** Begin DATA ROWS **

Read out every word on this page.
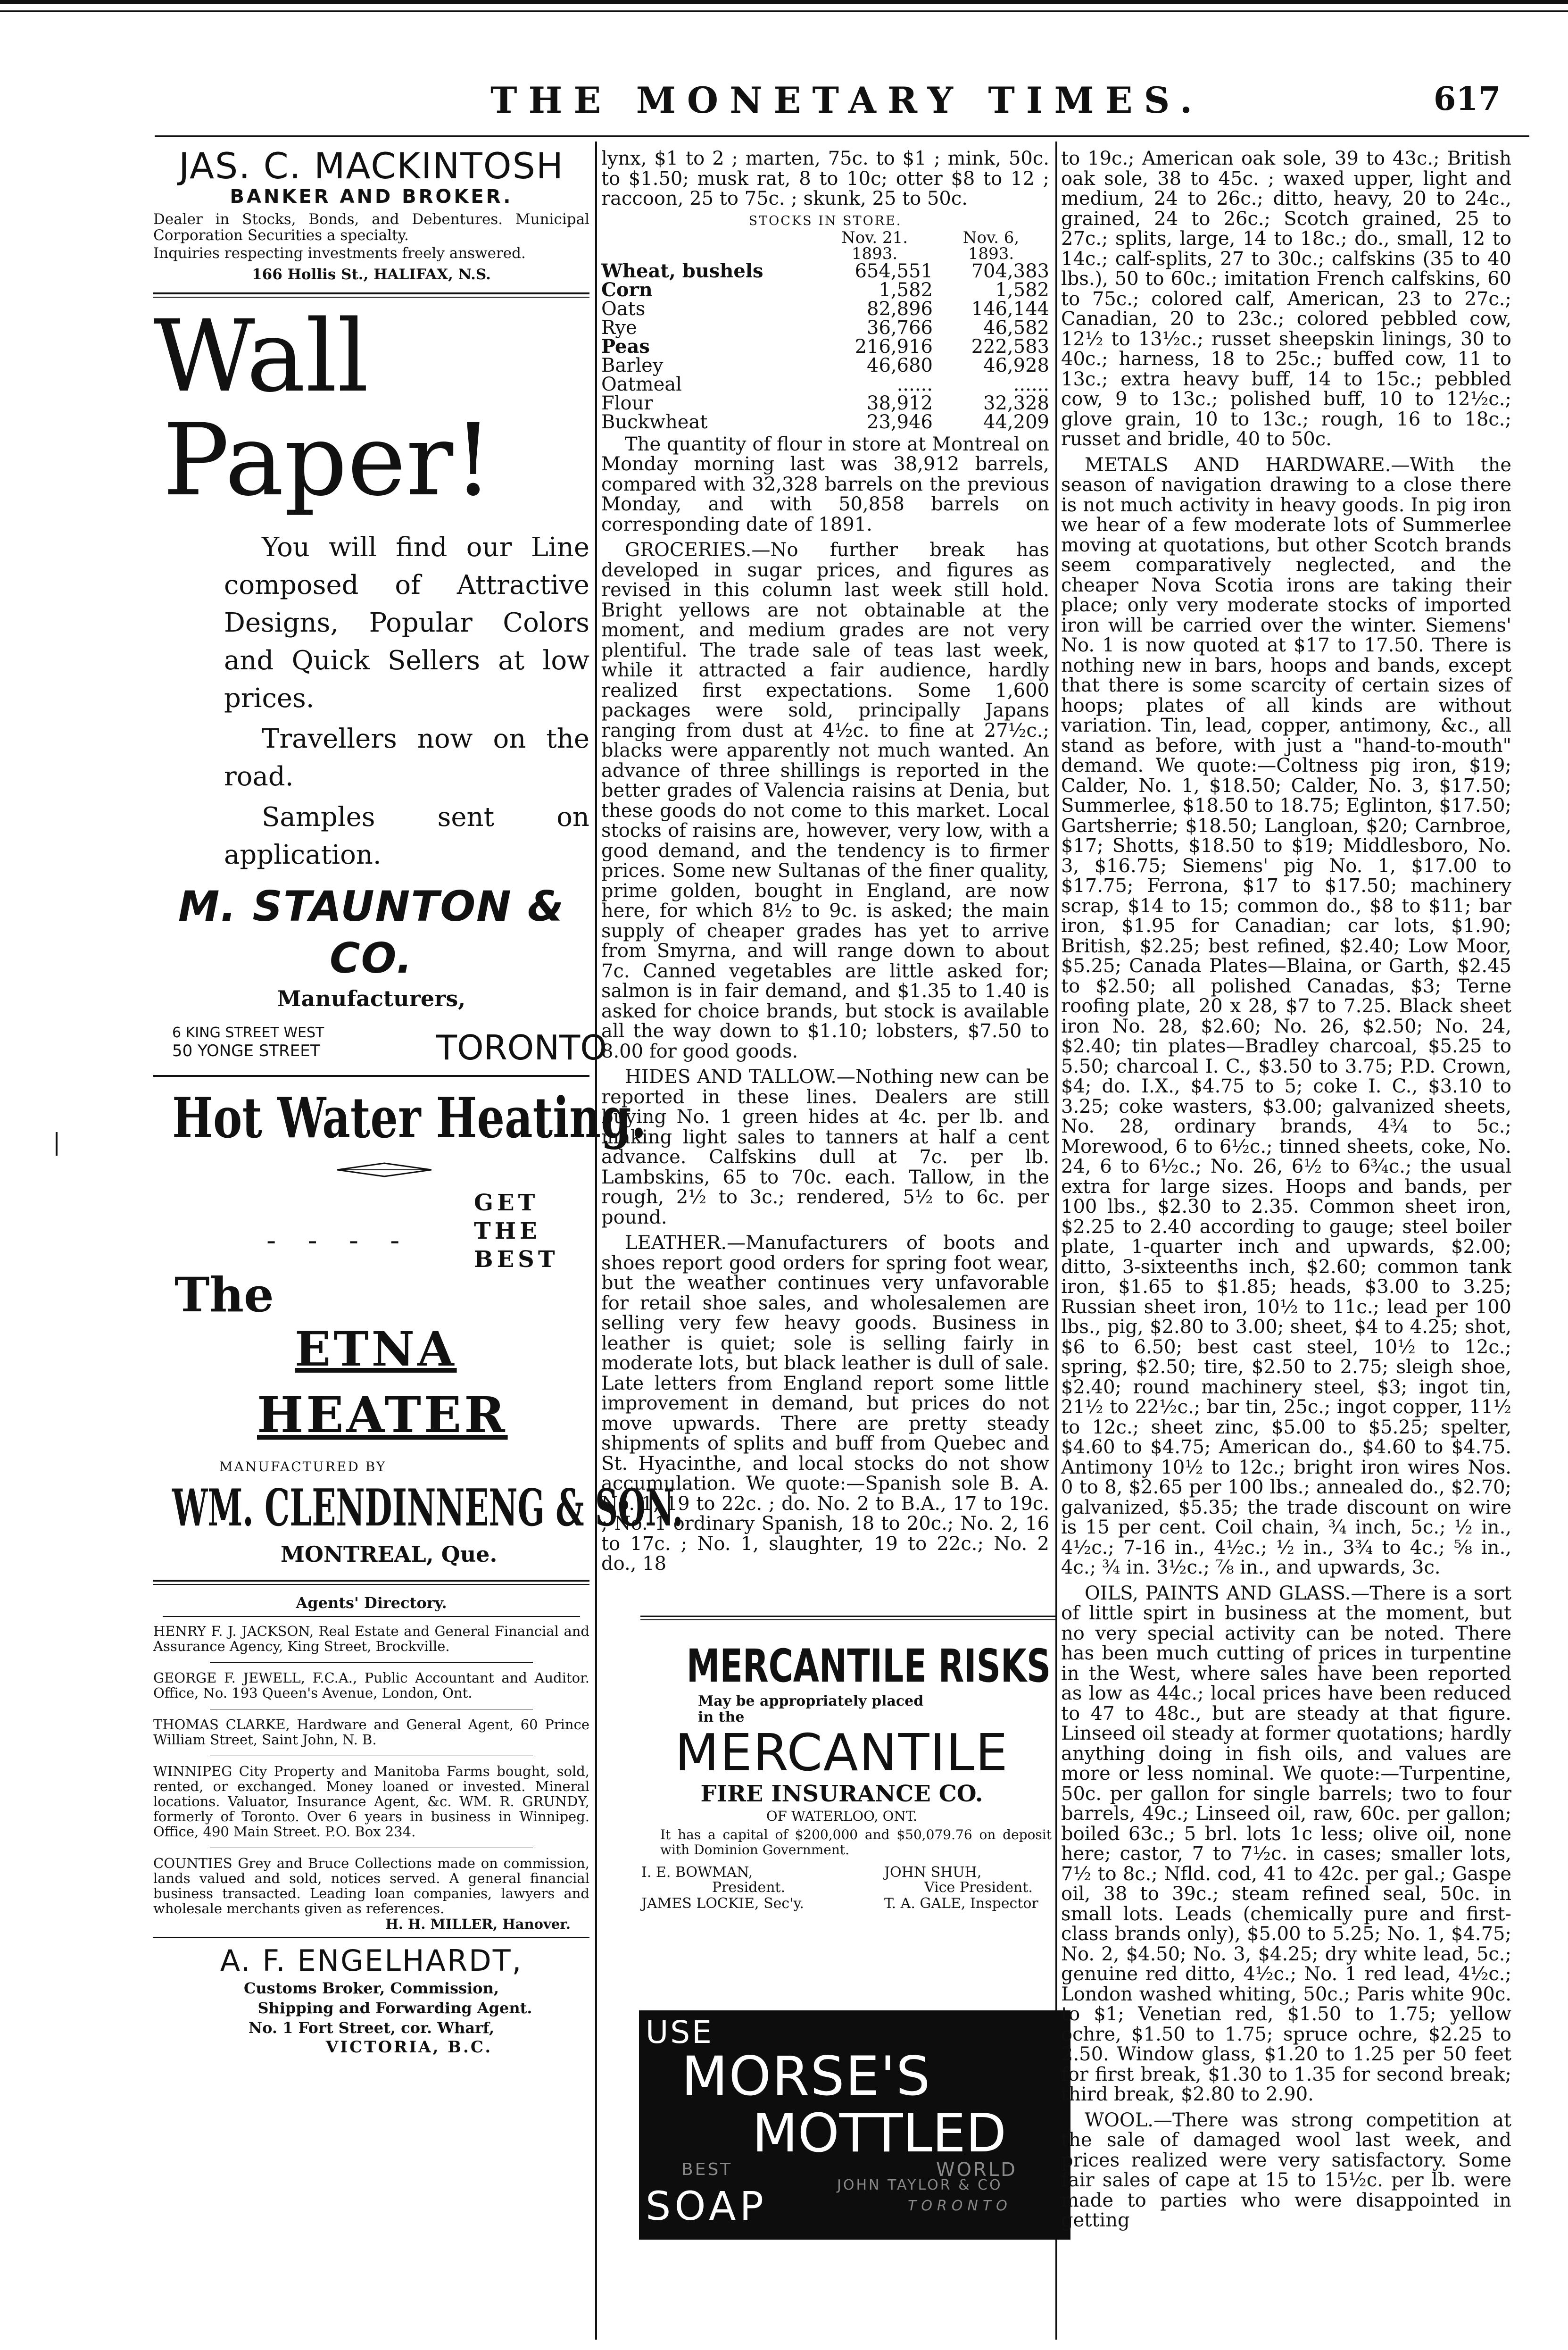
THE MONETARY TIMES.	617
JAS. C. MACKINTOSH
BANKER AND BROKER.
Dealer in Stocks, Bonds, and Debentures. Municipal Corporation Securities a specialty.
Inquiries respecting investments freely answered.
166 Hollis St., HALIFAX, N.S.
Wall
Paper!
You will find our Line composed of Attractive Designs, Popular Colors and Quick Sellers at low prices.
Travellers now on the road.
Samples sent on application.
M. STAUNTON & CO.
Manufacturers,
6 KING STREET WEST
50 YONGE STREET	TORONTO
Hot Water Heating.
GET
- - - -	THE
BEST
The
ETNA
HEATER
MANUFACTURED BY
WM. CLENDINNENG & SON.
MONTREAL, Que.
Agents' Directory.
HENRY F. J. JACKSON, Real Estate and General Financial and Assurance Agency, King Street, Brockville.
GEORGE F. JEWELL, F.C.A., Public Accountant and Auditor. Office, No. 193 Queen's Avenue, London, Ont.
THOMAS CLARKE, Hardware and General Agent, 60 Prince William Street, Saint John, N. B.
WINNIPEG City Property and Manitoba Farms bought, sold, rented, or exchanged. Money loaned or invested. Mineral locations. Valuator, Insurance Agent, &c. WM. R. GRUNDY, formerly of Toronto. Over 6 years in business in Winnipeg. Office, 490 Main Street. P.O. Box 234.
COUNTIES Grey and Bruce Collections made on commission, lands valued and sold, notices served. A general financial business transacted. Leading loan companies, lawyers and wholesale merchants given as references.
H. H. MILLER, Hanover.
A. F. ENGELHARDT,
Customs Broker, Commission,
Shipping and Forwarding Agent.
No. 1 Fort Street, cor. Wharf,
VICTORIA, B.C.

lynx, $1 to 2 ; marten, 75c. to $1 ; mink, 50c. to $1.50; musk rat, 8 to 10c; otter $8 to 12 ; raccoon, 25 to 75c. ; skunk, 25 to 50c.

STOCKS IN STORE.
	Nov. 21.
1893.	Nov. 6,
1893.
Wheat, bushels	654,551	704,383
Corn	1,582	1,582
Oats	82,896	146,144
Rye	36,766	46,582
Peas	216,916	222,583
Barley	46,680	46,928
Oatmeal	......	......
Flour	38,912	32,328
Buckwheat	23,946	44,209

The quantity of flour in store at Montreal on Monday morning last was 38,912 barrels, compared with 32,328 barrels on the previous Monday, and with 50,858 barrels on corresponding date of 1891.

GROCERIES.—No further break has developed in sugar prices, and figures as revised in this column last week still hold. Bright yellows are not obtainable at the moment, and medium grades are not very plentiful. The trade sale of teas last week, while it attracted a fair audience, hardly realized first expectations. Some 1,600 packages were sold, principally Japans ranging from dust at 4½c. to fine at 27½c.; blacks were apparently not much wanted. An advance of three shillings is reported in the better grades of Valencia raisins at Denia, but these goods do not come to this market. Local stocks of raisins are, however, very low, with a good demand, and the tendency is to firmer prices. Some new Sultanas of the finer quality, prime golden, bought in England, are now here, for which 8½ to 9c. is asked; the main supply of cheaper grades has yet to arrive from Smyrna, and will range down to about 7c. Canned vegetables are little asked for; salmon is in fair demand, and $1.35 to 1.40 is asked for choice brands, but stock is available all the way down to $1.10; lobsters, $7.50 to 8.00 for good goods.

HIDES AND TALLOW.—Nothing new can be reported in these lines. Dealers are still buying No. 1 green hides at 4c. per lb. and making light sales to tanners at half a cent advance. Calfskins dull at 7c. per lb. Lambskins, 65 to 70c. each. Tallow, in the rough, 2½ to 3c.; rendered, 5½ to 6c. per pound.

LEATHER.—Manufacturers of boots and shoes report good orders for spring foot wear, but the weather continues very unfavorable for retail shoe sales, and wholesalemen are selling very few heavy goods. Business in leather is quiet; sole is selling fairly in moderate lots, but black leather is dull of sale. Late letters from England report some little improvement in demand, but prices do not move upwards. There are pretty steady shipments of splits and buff from Quebec and St. Hyacinthe, and local stocks do not show accumulation. We quote:—Spanish sole B. A. No. 1, 19 to 22c. ; do. No. 2 to B.A., 17 to 19c. ; No. 1 ordinary Spanish, 18 to 20c.; No. 2, 16 to 17c. ; No. 1, slaughter, 19 to 22c.; No. 2 do., 18

MERCANTILE RISKS
May be appropriately placed in the
MERCANTILE
FIRE INSURANCE CO.
OF WATERLOO, ONT.
It has a capital of $200,000 and $50,079.76 on deposit with Dominion Government.
I. E. BOWMAN,
President.
JAMES LOCKIE, Sec'y.
JOHN SHUH,
Vice President.
T. A. GALE, Inspector
USE
MORSE'S
MOTTLED
BEST	WORLD
SOAP	JOHN TAYLOR & CO
TORONTO

to 19c.; American oak sole, 39 to 43c.; British oak sole, 38 to 45c. ; waxed upper, light and medium, 24 to 26c.; ditto, heavy, 20 to 24c., grained, 24 to 26c.; Scotch grained, 25 to 27c.; splits, large, 14 to 18c.; do., small, 12 to 14c.; calf-splits, 27 to 30c.; calfskins (35 to 40 lbs.), 50 to 60c.; imitation French calfskins, 60 to 75c.; colored calf, American, 23 to 27c.; Canadian, 20 to 23c.; colored pebbled cow, 12½ to 13½c.; russet sheepskin linings, 30 to 40c.; harness, 18 to 25c.; buffed cow, 11 to 13c.; extra heavy buff, 14 to 15c.; pebbled cow, 9 to 13c.; polished buff, 10 to 12½c.; glove grain, 10 to 13c.; rough, 16 to 18c.; russet and bridle, 40 to 50c.

METALS AND HARDWARE.—With the season of navigation drawing to a close there is not much activity in heavy goods. In pig iron we hear of a few moderate lots of Summerlee moving at quotations, but other Scotch brands seem comparatively neglected, and the cheaper Nova Scotia irons are taking their place; only very moderate stocks of imported iron will be carried over the winter. Siemens' No. 1 is now quoted at $17 to 17.50. There is nothing new in bars, hoops and bands, except that there is some scarcity of certain sizes of hoops; plates of all kinds are without variation. Tin, lead, copper, antimony, &c., all stand as before, with just a "hand-to-mouth" demand. We quote:—Coltness pig iron, $19; Calder, No. 1, $18.50; Calder, No. 3, $17.50; Summerlee, $18.50 to 18.75; Eglinton, $17.50; Gartsherrie; $18.50; Langloan, $20; Carnbroe, $17; Shotts, $18.50 to $19; Middlesboro, No. 3, $16.75; Siemens' pig No. 1, $17.00 to $17.75; Ferrona, $17 to $17.50; machinery scrap, $14 to 15; common do., $8 to $11; bar iron, $1.95 for Canadian; car lots, $1.90; British, $2.25; best refined, $2.40; Low Moor, $5.25; Canada Plates—Blaina, or Garth, $2.45 to $2.50; all polished Canadas, $3; Terne roofing plate, 20 x 28, $7 to 7.25. Black sheet iron No. 28, $2.60; No. 26, $2.50; No. 24, $2.40; tin plates—Bradley charcoal, $5.25 to 5.50; charcoal I. C., $3.50 to 3.75; P.D. Crown, $4; do. I.X., $4.75 to 5; coke I. C., $3.10 to 3.25; coke wasters, $3.00; galvanized sheets, No. 28, ordinary brands, 4¾ to 5c.; Morewood, 6 to 6½c.; tinned sheets, coke, No. 24, 6 to 6½c.; No. 26, 6½ to 6¾c.; the usual extra for large sizes. Hoops and bands, per 100 lbs., $2.30 to 2.35. Common sheet iron, $2.25 to 2.40 according to gauge; steel boiler plate, 1-quarter inch and upwards, $2.00; ditto, 3-sixteenths inch, $2.60; common tank iron, $1.65 to $1.85; heads, $3.00 to 3.25; Russian sheet iron, 10½ to 11c.; lead per 100 lbs., pig, $2.80 to 3.00; sheet, $4 to 4.25; shot, $6 to 6.50; best cast steel, 10½ to 12c.; spring, $2.50; tire, $2.50 to 2.75; sleigh shoe, $2.40; round machinery steel, $3; ingot tin, 21½ to 22½c.; bar tin, 25c.; ingot copper, 11½ to 12c.; sheet zinc, $5.00 to $5.25; spelter, $4.60 to $4.75; American do., $4.60 to $4.75. Antimony 10½ to 12c.; bright iron wires Nos. 0 to 8, $2.65 per 100 lbs.; annealed do., $2.70; galvanized, $5.35; the trade discount on wire is 15 per cent. Coil chain, ¾ inch, 5c.; ½ in., 4½c.; 7-16 in., 4½c.; ½ in., 3¾ to 4c.; ⅝ in., 4c.; ¾ in. 3½c.; ⅞ in., and upwards, 3c.

OILS, PAINTS AND GLASS.—There is a sort of little spirt in business at the moment, but no very special activity can be noted. There has been much cutting of prices in turpentine in the West, where sales have been reported as low as 44c.; local prices have been reduced to 47 to 48c., but are steady at that figure. Linseed oil steady at former quotations; hardly anything doing in fish oils, and values are more or less nominal. We quote:—Turpentine, 50c. per gallon for single barrels; two to four barrels, 49c.; Linseed oil, raw, 60c. per gallon; boiled 63c.; 5 brl. lots 1c less; olive oil, none here; castor, 7 to 7½c. in cases; smaller lots, 7½ to 8c.; Nfld. cod, 41 to 42c. per gal.; Gaspe oil, 38 to 39c.; steam refined seal, 50c. in small lots. Leads (chemically pure and first-class brands only), $5.00 to 5.25; No. 1, $4.75; No. 2, $4.50; No. 3, $4.25; dry white lead, 5c.; genuine red ditto, 4½c.; No. 1 red lead, 4½c.; London washed whiting, 50c.; Paris white 90c. to $1; Venetian red, $1.50 to 1.75; yellow ochre, $1.50 to 1.75; spruce ochre, $2.25 to 2.50. Window glass, $1.20 to 1.25 per 50 feet for first break, $1.30 to 1.35 for second break; third break, $2.80 to 2.90.

WOOL.—There was strong competition at the sale of damaged wool last week, and prices realized were very satisfactory. Some fair sales of cape at 15 to 15½c. per lb. were made to parties who were disappointed in getting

** End DATA ROWS **

■ **STATED PROBLEM**
Take every line that includes the string "light" and copy it.

■ **COMPLETE ANSWER**
HIDES AND TALLOW.—Nothing new can be reported in these lines. Dealers are still buying No. 1 green hides at 4c. per lb. and making light sales to tanners at half a cent advance. Calfskins dull at 7c. per lb. Lambskins, 65 to 70c. each. Tallow, in the rough, 2½ to 3c.; rendered, 5½ to 6c. per pound.
to 19c.; American oak sole, 39 to 43c.; British oak sole, 38 to 45c. ; waxed upper, light and medium, 24 to 26c.; ditto, heavy, 20 to 24c., grained, 24 to 26c.; Scotch grained, 25 to 27c.; splits, large, 14 to 18c.; do., small, 12 to 14c.; calf-splits, 27 to 30c.; calfskins (35 to 40 lbs.), 50 to 60c.; imitation French calfskins, 60 to 75c.; colored calf, American, 23 to 27c.; Canadian, 20 to 23c.; colored pebbled cow, 12½ to 13½c.; russet sheepskin linings, 30 to 40c.; harness, 18 to 25c.; buffed cow, 11 to 13c.; extra heavy buff, 14 to 15c.; pebbled cow, 9 to 13c.; polished buff, 10 to 12½c.; glove grain, 10 to 13c.; rough, 16 to 18c.; russet and bridle, 40 to 50c.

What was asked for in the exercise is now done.